Copy the lines of the listing word for word, from the line containing "chart-title: SU-DHL4 xyxy=(619,437,662,448)" to the line containing "x-tick-label: 0 xyxy=(448,423,453,432)", including both of those lines.

Begin

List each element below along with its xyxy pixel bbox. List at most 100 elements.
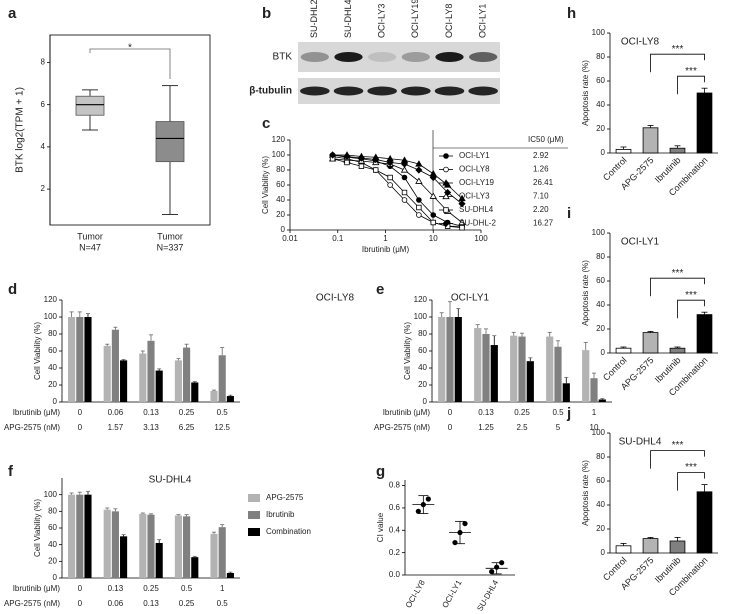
chart-title: SU-DHL4 xyxy=(619,437,662,448)
x-tick-label: 5 xyxy=(556,423,561,432)
band xyxy=(300,86,330,96)
band xyxy=(300,52,329,62)
bar xyxy=(183,347,191,402)
x-tick-label: 1 xyxy=(592,408,597,417)
point xyxy=(489,569,495,575)
x-tick-label: 0 xyxy=(448,423,453,432)
chart-title: OCI-LY1 xyxy=(451,293,490,304)
x-tick-label: 0 xyxy=(78,599,83,608)
box xyxy=(75,95,105,116)
lane-label: OCI-LY3 xyxy=(377,4,387,38)
annotation: * xyxy=(128,43,132,54)
y-tick-label: 0 xyxy=(601,548,606,557)
y-tick-label: 80 xyxy=(48,506,57,515)
bar xyxy=(615,148,632,154)
bar xyxy=(111,511,119,578)
y-tick-label: 20 xyxy=(48,380,57,389)
panel-letter: d xyxy=(8,281,17,298)
panel-letter: e xyxy=(376,281,384,298)
y-tick-label: 100 xyxy=(44,312,58,321)
marker xyxy=(415,166,423,174)
y-tick-label: 4 xyxy=(41,142,46,151)
y-tick-label: 40 xyxy=(48,363,57,372)
x-tick-label: 10 xyxy=(590,423,599,432)
x-tick-label: 10 xyxy=(429,234,438,243)
y-axis-label: Apoptosis rate (%) xyxy=(581,460,590,526)
bar xyxy=(139,513,147,578)
legend-marker xyxy=(443,207,449,213)
bar xyxy=(174,360,182,402)
bar xyxy=(191,557,199,578)
y-axis-label: Cell Viability (%) xyxy=(33,322,42,380)
y-tick-label: 0.6 xyxy=(389,503,401,512)
x-tick-label: 100 xyxy=(474,234,488,243)
marker xyxy=(372,155,380,164)
lane-label: OCI-LY1 xyxy=(478,4,488,38)
y-tick-label: 20 xyxy=(596,324,605,333)
bar xyxy=(546,336,554,402)
bar xyxy=(590,378,598,402)
blot-background xyxy=(298,78,500,104)
x-tick-label: 0 xyxy=(78,423,83,432)
y-tick-label: 0.2 xyxy=(389,548,401,557)
bracket-label: *** xyxy=(685,462,697,473)
blot-panel xyxy=(298,42,500,104)
bar xyxy=(562,383,570,402)
marker xyxy=(415,160,423,167)
bar xyxy=(615,545,632,554)
bar xyxy=(518,336,526,402)
y-tick-label: 60 xyxy=(596,76,605,85)
bar xyxy=(147,514,155,578)
bar xyxy=(103,345,111,402)
x-tick-label: 2.5 xyxy=(516,423,528,432)
bracket-label: *** xyxy=(685,290,697,301)
ic50-label: 7.10 xyxy=(533,192,549,201)
x-tick-label: OCI-LY1 xyxy=(440,578,463,609)
bar xyxy=(582,350,590,402)
bracket xyxy=(650,277,705,297)
legend-marker xyxy=(442,219,450,228)
legend-label: APG-2575 xyxy=(266,493,304,502)
bracket xyxy=(677,299,705,319)
x-axis-label: Ibrutinib (μM) xyxy=(362,245,410,254)
marker xyxy=(400,166,409,173)
bar xyxy=(68,494,76,578)
x-tick-label: SU-DHL4 xyxy=(475,578,500,613)
x-tick-label: 1 xyxy=(220,584,225,593)
bar xyxy=(155,370,163,402)
y-tick-label: 40 xyxy=(596,100,605,109)
legend-label: Ibrutinib xyxy=(266,510,295,519)
row-label: Ibrutinib (μM) xyxy=(13,584,61,593)
x-tick-label: 0.25 xyxy=(143,584,159,593)
x-tick-label: 0.5 xyxy=(181,584,193,593)
bar xyxy=(669,540,686,554)
band xyxy=(434,86,465,96)
bar xyxy=(669,147,686,154)
band xyxy=(368,52,397,62)
y-tick-label: 60 xyxy=(418,346,427,355)
marker xyxy=(459,225,465,231)
marker xyxy=(343,152,351,161)
y-axis-label: BTK log2(TPM + 1) xyxy=(15,87,26,173)
y-tick-label: 0 xyxy=(601,348,606,357)
bar xyxy=(642,538,659,554)
y-tick-label: 100 xyxy=(592,228,606,237)
x-tick-label: 0 xyxy=(78,408,83,417)
chart-title: OCI-LY1 xyxy=(621,237,660,248)
y-tick-label: 80 xyxy=(276,165,285,174)
panel-letter: j xyxy=(566,405,571,422)
point xyxy=(457,529,463,536)
marker xyxy=(458,200,466,208)
marker xyxy=(430,212,437,218)
point xyxy=(415,508,421,514)
bar xyxy=(120,536,128,578)
marker xyxy=(401,197,408,203)
chart-title: SU-DHL4 xyxy=(149,475,192,486)
point xyxy=(452,539,458,546)
legend-swatch xyxy=(248,528,260,536)
panel-letter: b xyxy=(262,5,271,22)
legend-swatch xyxy=(248,494,260,502)
ic50-label: 26.41 xyxy=(533,178,554,187)
band xyxy=(401,52,430,62)
y-tick-label: 8 xyxy=(41,58,46,67)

End

→ **Output**:
chart-title: SU-DHL4 xyxy=(619,437,662,448)
x-tick-label: 5 xyxy=(556,423,561,432)
band xyxy=(300,86,330,96)
band xyxy=(300,52,329,62)
bar xyxy=(183,347,191,402)
x-tick-label: 1 xyxy=(592,408,597,417)
point xyxy=(489,569,495,575)
x-tick-label: 0 xyxy=(448,423,453,432)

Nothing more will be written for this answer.